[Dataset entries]
** start **

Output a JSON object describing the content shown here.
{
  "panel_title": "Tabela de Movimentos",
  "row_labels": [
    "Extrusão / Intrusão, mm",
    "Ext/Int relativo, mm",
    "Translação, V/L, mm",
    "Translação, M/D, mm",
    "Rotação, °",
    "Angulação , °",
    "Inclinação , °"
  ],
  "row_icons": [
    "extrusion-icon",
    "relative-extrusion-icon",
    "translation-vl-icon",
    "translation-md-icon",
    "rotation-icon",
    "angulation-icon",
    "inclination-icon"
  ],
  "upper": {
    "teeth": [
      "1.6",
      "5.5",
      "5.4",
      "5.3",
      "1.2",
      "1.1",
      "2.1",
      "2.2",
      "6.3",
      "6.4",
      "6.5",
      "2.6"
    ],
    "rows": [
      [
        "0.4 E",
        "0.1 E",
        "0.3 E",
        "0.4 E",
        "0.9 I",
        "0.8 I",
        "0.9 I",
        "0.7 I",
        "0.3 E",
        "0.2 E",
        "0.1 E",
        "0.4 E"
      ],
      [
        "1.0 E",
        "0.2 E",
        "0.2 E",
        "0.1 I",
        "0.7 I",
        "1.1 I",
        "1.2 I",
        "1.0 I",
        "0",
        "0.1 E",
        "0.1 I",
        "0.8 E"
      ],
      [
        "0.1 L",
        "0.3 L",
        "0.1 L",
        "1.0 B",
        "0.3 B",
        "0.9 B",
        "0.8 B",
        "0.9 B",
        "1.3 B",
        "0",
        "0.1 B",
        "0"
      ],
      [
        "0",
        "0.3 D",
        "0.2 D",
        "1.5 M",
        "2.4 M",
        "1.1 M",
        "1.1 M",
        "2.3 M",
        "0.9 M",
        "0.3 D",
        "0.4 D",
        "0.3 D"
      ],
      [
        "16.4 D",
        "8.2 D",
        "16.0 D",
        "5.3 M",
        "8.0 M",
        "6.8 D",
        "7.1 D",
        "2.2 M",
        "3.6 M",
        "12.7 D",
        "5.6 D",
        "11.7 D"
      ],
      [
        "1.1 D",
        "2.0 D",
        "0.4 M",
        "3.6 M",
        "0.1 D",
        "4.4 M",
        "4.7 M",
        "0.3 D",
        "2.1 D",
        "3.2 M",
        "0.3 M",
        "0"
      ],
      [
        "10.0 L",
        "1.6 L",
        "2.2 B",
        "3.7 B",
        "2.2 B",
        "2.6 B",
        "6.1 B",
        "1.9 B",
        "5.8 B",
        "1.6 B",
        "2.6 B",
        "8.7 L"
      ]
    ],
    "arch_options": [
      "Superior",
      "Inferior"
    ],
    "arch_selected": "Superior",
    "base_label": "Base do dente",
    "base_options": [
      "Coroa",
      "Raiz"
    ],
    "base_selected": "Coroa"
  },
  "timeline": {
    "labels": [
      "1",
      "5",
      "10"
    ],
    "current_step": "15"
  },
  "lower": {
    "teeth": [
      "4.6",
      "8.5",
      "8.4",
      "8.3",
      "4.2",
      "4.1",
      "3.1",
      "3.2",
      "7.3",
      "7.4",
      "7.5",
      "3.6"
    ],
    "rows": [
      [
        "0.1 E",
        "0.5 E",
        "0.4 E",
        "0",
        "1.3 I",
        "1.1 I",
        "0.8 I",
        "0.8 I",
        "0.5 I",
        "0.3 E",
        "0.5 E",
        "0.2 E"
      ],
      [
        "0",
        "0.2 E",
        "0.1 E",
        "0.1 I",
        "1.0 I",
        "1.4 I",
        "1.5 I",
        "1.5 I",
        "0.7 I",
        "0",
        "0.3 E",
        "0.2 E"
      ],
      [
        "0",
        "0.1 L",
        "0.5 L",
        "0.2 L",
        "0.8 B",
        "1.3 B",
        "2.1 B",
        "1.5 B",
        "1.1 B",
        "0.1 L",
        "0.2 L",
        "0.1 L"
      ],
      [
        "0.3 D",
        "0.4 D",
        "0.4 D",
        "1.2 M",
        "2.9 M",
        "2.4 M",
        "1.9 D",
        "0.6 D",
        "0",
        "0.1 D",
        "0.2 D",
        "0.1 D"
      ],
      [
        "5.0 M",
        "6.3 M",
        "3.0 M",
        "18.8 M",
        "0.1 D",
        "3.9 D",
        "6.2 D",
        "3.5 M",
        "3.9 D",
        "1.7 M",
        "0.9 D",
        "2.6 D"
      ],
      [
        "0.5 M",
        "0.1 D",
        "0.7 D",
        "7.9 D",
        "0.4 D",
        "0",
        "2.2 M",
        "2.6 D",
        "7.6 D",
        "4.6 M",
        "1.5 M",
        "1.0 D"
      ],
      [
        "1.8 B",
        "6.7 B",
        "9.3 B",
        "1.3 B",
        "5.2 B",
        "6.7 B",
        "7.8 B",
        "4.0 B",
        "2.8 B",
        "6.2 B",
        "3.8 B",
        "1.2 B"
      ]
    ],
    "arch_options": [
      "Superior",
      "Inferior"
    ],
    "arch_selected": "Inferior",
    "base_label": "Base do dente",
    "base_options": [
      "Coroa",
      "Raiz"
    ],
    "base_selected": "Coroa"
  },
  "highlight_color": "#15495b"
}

** end **

▶ GOAL:
Write out every entry exactly as given.

▶ FINAL ANSWER:
Output a JSON object describing the content shown here.
{
  "panel_title": "Tabela de Movimentos",
  "row_labels": [
    "Extrusão / Intrusão, mm",
    "Ext/Int relativo, mm",
    "Translação, V/L, mm",
    "Translação, M/D, mm",
    "Rotação, °",
    "Angulação , °",
    "Inclinação , °"
  ],
  "row_icons": [
    "extrusion-icon",
    "relative-extrusion-icon",
    "translation-vl-icon",
    "translation-md-icon",
    "rotation-icon",
    "angulation-icon",
    "inclination-icon"
  ],
  "upper": {
    "teeth": [
      "1.6",
      "5.5",
      "5.4",
      "5.3",
      "1.2",
      "1.1",
      "2.1",
      "2.2",
      "6.3",
      "6.4",
      "6.5",
      "2.6"
    ],
    "rows": [
      [
        "0.4 E",
        "0.1 E",
        "0.3 E",
        "0.4 E",
        "0.9 I",
        "0.8 I",
        "0.9 I",
        "0.7 I",
        "0.3 E",
        "0.2 E",
        "0.1 E",
        "0.4 E"
      ],
      [
        "1.0 E",
        "0.2 E",
        "0.2 E",
        "0.1 I",
        "0.7 I",
        "1.1 I",
        "1.2 I",
        "1.0 I",
        "0",
        "0.1 E",
        "0.1 I",
        "0.8 E"
      ],
      [
        "0.1 L",
        "0.3 L",
        "0.1 L",
        "1.0 B",
        "0.3 B",
        "0.9 B",
        "0.8 B",
        "0.9 B",
        "1.3 B",
        "0",
        "0.1 B",
        "0"
      ],
      [
        "0",
        "0.3 D",
        "0.2 D",
        "1.5 M",
        "2.4 M",
        "1.1 M",
        "1.1 M",
        "2.3 M",
        "0.9 M",
        "0.3 D",
        "0.4 D",
        "0.3 D"
      ],
      [
        "16.4 D",
        "8.2 D",
        "16.0 D",
        "5.3 M",
        "8.0 M",
        "6.8 D",
        "7.1 D",
        "2.2 M",
        "3.6 M",
        "12.7 D",
        "5.6 D",
        "11.7 D"
      ],
      [
        "1.1 D",
        "2.0 D",
        "0.4 M",
        "3.6 M",
        "0.1 D",
        "4.4 M",
        "4.7 M",
        "0.3 D",
        "2.1 D",
        "3.2 M",
        "0.3 M",
        "0"
      ],
      [
        "10.0 L",
        "1.6 L",
        "2.2 B",
        "3.7 B",
        "2.2 B",
        "2.6 B",
        "6.1 B",
        "1.9 B",
        "5.8 B",
        "1.6 B",
        "2.6 B",
        "8.7 L"
      ]
    ],
    "arch_options": [
      "Superior",
      "Inferior"
    ],
    "arch_selected": "Superior",
    "base_label": "Base do dente",
    "base_options": [
      "Coroa",
      "Raiz"
    ],
    "base_selected": "Coroa"
  },
  "timeline": {
    "labels": [
      "1",
      "5",
      "10"
    ],
    "current_step": "15"
  },
  "lower": {
    "teeth": [
      "4.6",
      "8.5",
      "8.4",
      "8.3",
      "4.2",
      "4.1",
      "3.1",
      "3.2",
      "7.3",
      "7.4",
      "7.5",
      "3.6"
    ],
    "rows": [
      [
        "0.1 E",
        "0.5 E",
        "0.4 E",
        "0",
        "1.3 I",
        "1.1 I",
        "0.8 I",
        "0.8 I",
        "0.5 I",
        "0.3 E",
        "0.5 E",
        "0.2 E"
      ],
      [
        "0",
        "0.2 E",
        "0.1 E",
        "0.1 I",
        "1.0 I",
        "1.4 I",
        "1.5 I",
        "1.5 I",
        "0.7 I",
        "0",
        "0.3 E",
        "0.2 E"
      ],
      [
        "0",
        "0.1 L",
        "0.5 L",
        "0.2 L",
        "0.8 B",
        "1.3 B",
        "2.1 B",
        "1.5 B",
        "1.1 B",
        "0.1 L",
        "0.2 L",
        "0.1 L"
      ],
      [
        "0.3 D",
        "0.4 D",
        "0.4 D",
        "1.2 M",
        "2.9 M",
        "2.4 M",
        "1.9 D",
        "0.6 D",
        "0",
        "0.1 D",
        "0.2 D",
        "0.1 D"
      ],
      [
        "5.0 M",
        "6.3 M",
        "3.0 M",
        "18.8 M",
        "0.1 D",
        "3.9 D",
        "6.2 D",
        "3.5 M",
        "3.9 D",
        "1.7 M",
        "0.9 D",
        "2.6 D"
      ],
      [
        "0.5 M",
        "0.1 D",
        "0.7 D",
        "7.9 D",
        "0.4 D",
        "0",
        "2.2 M",
        "2.6 D",
        "7.6 D",
        "4.6 M",
        "1.5 M",
        "1.0 D"
      ],
      [
        "1.8 B",
        "6.7 B",
        "9.3 B",
        "1.3 B",
        "5.2 B",
        "6.7 B",
        "7.8 B",
        "4.0 B",
        "2.8 B",
        "6.2 B",
        "3.8 B",
        "1.2 B"
      ]
    ],
    "arch_options": [
      "Superior",
      "Inferior"
    ],
    "arch_selected": "Inferior",
    "base_label": "Base do dente",
    "base_options": [
      "Coroa",
      "Raiz"
    ],
    "base_selected": "Coroa"
  },
  "highlight_color": "#15495b"
}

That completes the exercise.